Exact reproduction is required for all entries.

========================

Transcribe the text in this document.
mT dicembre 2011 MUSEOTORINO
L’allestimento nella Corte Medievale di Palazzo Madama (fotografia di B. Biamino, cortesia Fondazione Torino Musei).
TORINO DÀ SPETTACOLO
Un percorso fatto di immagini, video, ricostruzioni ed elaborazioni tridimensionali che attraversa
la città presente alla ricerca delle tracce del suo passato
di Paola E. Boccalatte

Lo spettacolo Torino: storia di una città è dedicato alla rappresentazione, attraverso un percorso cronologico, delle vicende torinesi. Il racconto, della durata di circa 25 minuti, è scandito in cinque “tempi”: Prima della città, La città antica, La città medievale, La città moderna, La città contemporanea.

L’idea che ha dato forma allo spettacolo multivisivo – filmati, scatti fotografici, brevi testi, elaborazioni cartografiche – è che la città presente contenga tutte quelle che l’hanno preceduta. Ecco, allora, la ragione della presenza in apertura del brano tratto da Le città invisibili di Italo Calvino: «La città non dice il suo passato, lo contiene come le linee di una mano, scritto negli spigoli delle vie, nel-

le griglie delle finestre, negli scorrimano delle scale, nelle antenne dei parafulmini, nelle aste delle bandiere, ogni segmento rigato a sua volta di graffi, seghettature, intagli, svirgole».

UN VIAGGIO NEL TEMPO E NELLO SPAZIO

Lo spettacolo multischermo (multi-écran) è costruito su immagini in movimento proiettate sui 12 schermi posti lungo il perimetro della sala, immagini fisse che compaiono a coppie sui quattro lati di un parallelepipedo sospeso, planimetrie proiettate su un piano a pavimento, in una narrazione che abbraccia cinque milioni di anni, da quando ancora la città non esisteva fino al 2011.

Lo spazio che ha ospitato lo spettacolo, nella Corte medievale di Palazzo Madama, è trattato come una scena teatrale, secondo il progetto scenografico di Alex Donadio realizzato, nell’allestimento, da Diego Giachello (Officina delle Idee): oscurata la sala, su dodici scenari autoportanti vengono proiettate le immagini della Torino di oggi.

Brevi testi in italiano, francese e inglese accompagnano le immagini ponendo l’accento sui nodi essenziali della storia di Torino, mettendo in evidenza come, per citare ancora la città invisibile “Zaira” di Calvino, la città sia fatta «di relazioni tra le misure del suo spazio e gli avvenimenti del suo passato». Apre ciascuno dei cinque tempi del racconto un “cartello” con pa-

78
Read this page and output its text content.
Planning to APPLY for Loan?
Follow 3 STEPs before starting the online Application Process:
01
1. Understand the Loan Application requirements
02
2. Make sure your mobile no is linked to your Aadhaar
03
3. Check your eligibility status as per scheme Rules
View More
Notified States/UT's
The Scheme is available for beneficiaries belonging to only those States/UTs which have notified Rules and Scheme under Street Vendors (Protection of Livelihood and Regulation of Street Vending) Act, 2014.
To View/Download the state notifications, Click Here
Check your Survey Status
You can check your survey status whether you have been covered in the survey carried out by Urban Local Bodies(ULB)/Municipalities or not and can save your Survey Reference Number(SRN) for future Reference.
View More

========================

- _Response to the exercise_:
Transcribe the text in this document.
mT dicembre 2011 MUSEOTORINO
L’allestimento nella Corte Medievale di Palazzo Madama (fotografia di B. Biamino, cortesia Fondazione Torino Musei).
TORINO DÀ SPETTACOLO
Un percorso fatto di immagini, video, ricostruzioni ed elaborazioni tridimensionali che attraversa
la città presente alla ricerca delle tracce del suo passato
di Paola E. Boccalatte

Lo spettacolo Torino: storia di una città è dedicato alla rappresentazione, attraverso un percorso cronologico, delle vicende torinesi. Il racconto, della durata di circa 25 minuti, è scandito in cinque “tempi”: Prima della città, La città antica, La città medievale, La città moderna, La città contemporanea.

L’idea che ha dato forma allo spettacolo multivisivo – filmati, scatti fotografici, brevi testi, elaborazioni cartografiche – è che la città presente contenga tutte quelle che l’hanno preceduta. Ecco, allora, la ragione della presenza in apertura del brano tratto da Le città invisibili di Italo Calvino: «La città non dice il suo passato, lo contiene come le linee di una mano, scritto negli spigoli delle vie, nel-

le griglie delle finestre, negli scorrimano delle scale, nelle antenne dei parafulmini, nelle aste delle bandiere, ogni segmento rigato a sua volta di graffi, seghettature, intagli, svirgole».

UN VIAGGIO NEL TEMPO E NELLO SPAZIO

Lo spettacolo multischermo (multi-écran) è costruito su immagini in movimento proiettate sui 12 schermi posti lungo il perimetro della sala, immagini fisse che compaiono a coppie sui quattro lati di un parallelepipedo sospeso, planimetrie proiettate su un piano a pavimento, in una narrazione che abbraccia cinque milioni di anni, da quando ancora la città non esisteva fino al 2011.

Lo spazio che ha ospitato lo spettacolo, nella Corte medievale di Palazzo Madama, è trattato come una scena teatrale, secondo il progetto scenografico di Alex Donadio realizzato, nell’allestimento, da Diego Giachello (Officina delle Idee): oscurata la sala, su dodici scenari autoportanti vengono proiettate le immagini della Torino di oggi.

Brevi testi in italiano, francese e inglese accompagnano le immagini ponendo l’accento sui nodi essenziali della storia di Torino, mettendo in evidenza come, per citare ancora la città invisibile “Zaira” di Calvino, la città sia fatta «di relazioni tra le misure del suo spazio e gli avvenimenti del suo passato». Apre ciascuno dei cinque tempi del racconto un “cartello” con pa-

78
Read this page and output its text content.
Planning to APPLY for Loan?
Follow 3 STEPs before starting the online Application Process:
01
1. Understand the Loan Application requirements
02
2. Make sure your mobile no is linked to your Aadhaar
03
3. Check your eligibility status as per scheme Rules
View More
Notified States/UT's
The Scheme is available for beneficiaries belonging to only those States/UTs which have notified Rules and Scheme under Street Vendors (Protection of Livelihood and Regulation of Street Vending) Act, 2014.
To View/Download the state notifications, Click Here
Check your Survey Status
You can check your survey status whether you have been covered in the survey carried out by Urban Local Bodies(ULB)/Municipalities or not and can save your Survey Reference Number(SRN) for future Reference.
View More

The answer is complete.